Task description →
Among the lines below, how many carry the string "Enterprise"? Reply with a number and nothing else.
══ Supplied data ══
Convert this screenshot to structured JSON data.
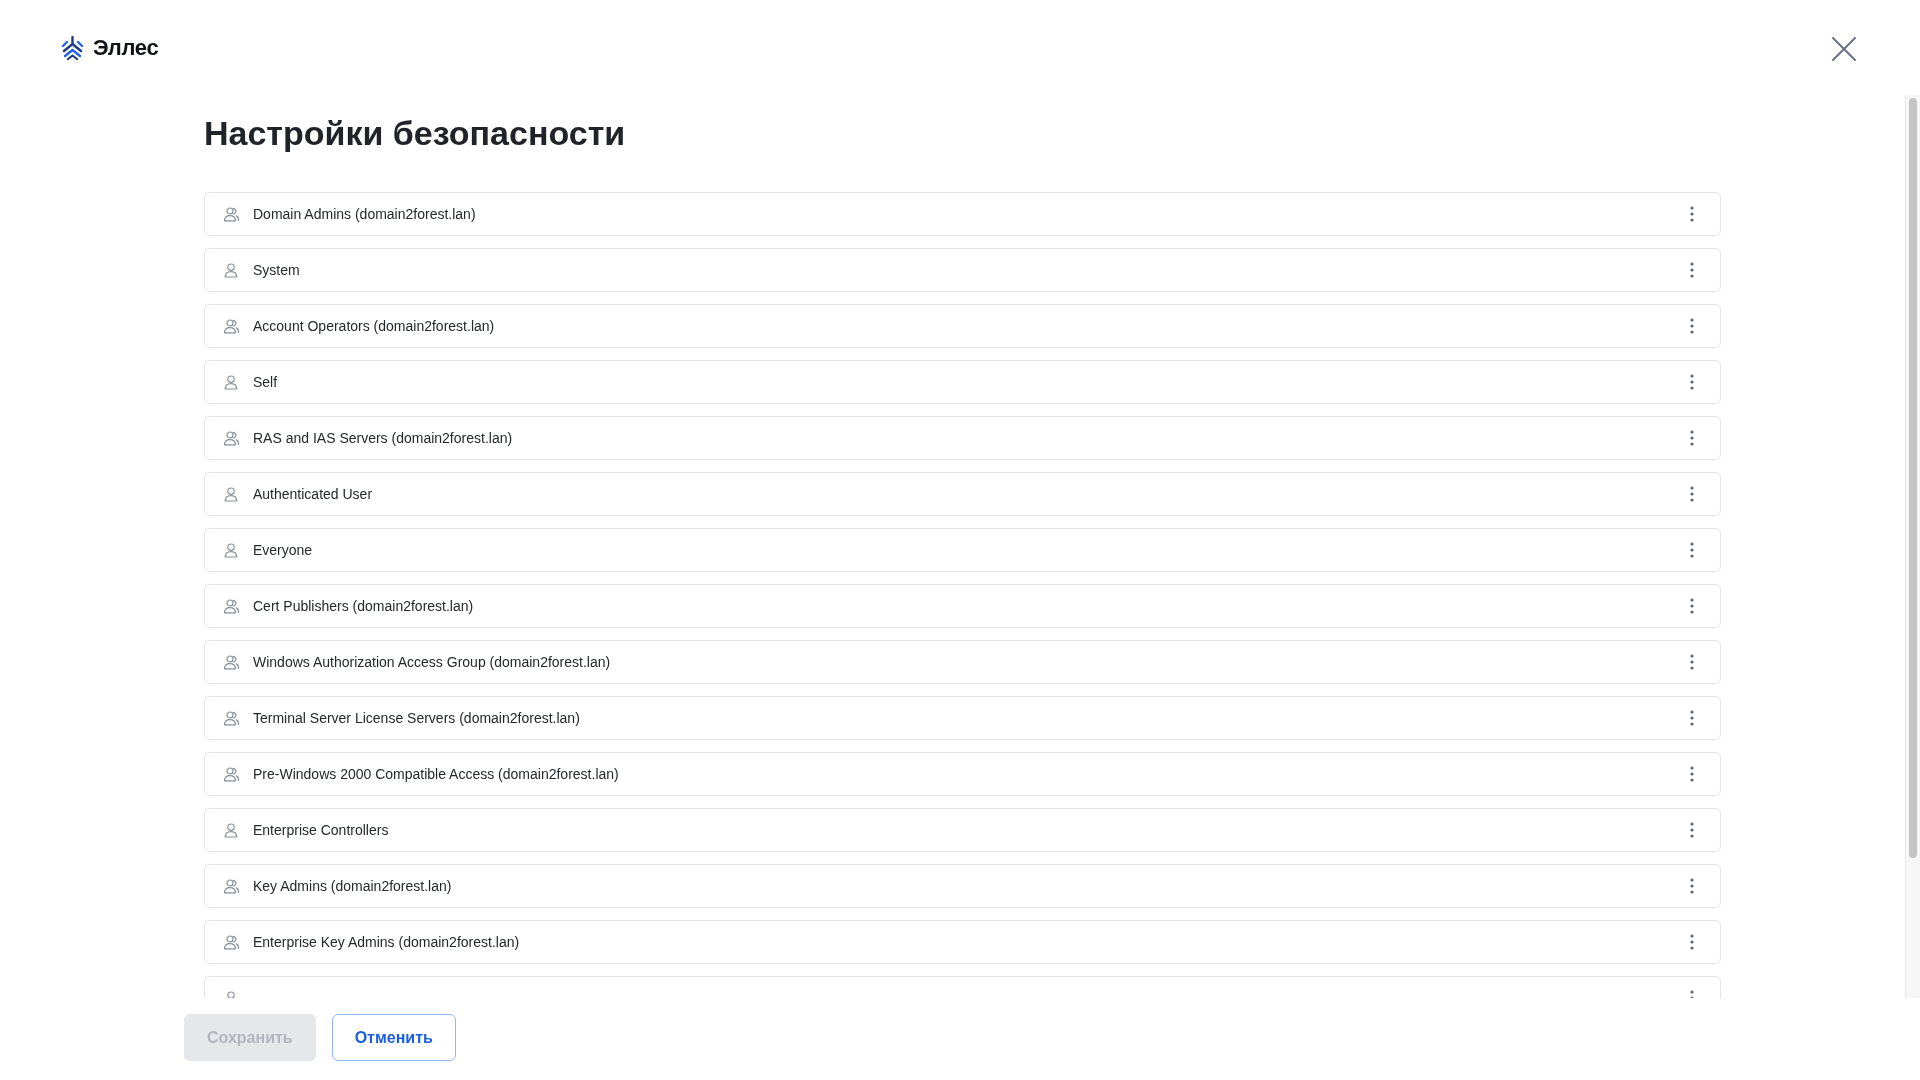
{
  "header": {
    "logo_text": "Эллес"
  },
  "title": "Настройки безопасности",
  "principals": [
    {
      "kind": "group",
      "name": "Domain Admins (domain2forest.lan)"
    },
    {
      "kind": "user",
      "name": "System"
    },
    {
      "kind": "group",
      "name": "Account Operators (domain2forest.lan)"
    },
    {
      "kind": "user",
      "name": "Self"
    },
    {
      "kind": "group",
      "name": "RAS and IAS Servers (domain2forest.lan)"
    },
    {
      "kind": "user",
      "name": "Authenticated User"
    },
    {
      "kind": "user",
      "name": "Everyone"
    },
    {
      "kind": "group",
      "name": "Cert Publishers (domain2forest.lan)"
    },
    {
      "kind": "group",
      "name": "Windows Authorization Access Group (domain2forest.lan)"
    },
    {
      "kind": "group",
      "name": "Terminal Server License Servers (domain2forest.lan)"
    },
    {
      "kind": "group",
      "name": "Pre-Windows 2000 Compatible Access (domain2forest.lan)"
    },
    {
      "kind": "user",
      "name": "Enterprise Controllers"
    },
    {
      "kind": "group",
      "name": "Key Admins (domain2forest.lan)"
    },
    {
      "kind": "group",
      "name": "Enterprise Key Admins (domain2forest.lan)"
    },
    {
      "kind": "user"
    }
  ],
  "buttons": [
    {
      "label": "Сохранить",
      "kind": "primary",
      "disabled": true
    },
    {
      "label": "Отменить",
      "kind": "secondary",
      "disabled": false
    }
  ]
}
═══
Result for this task →
2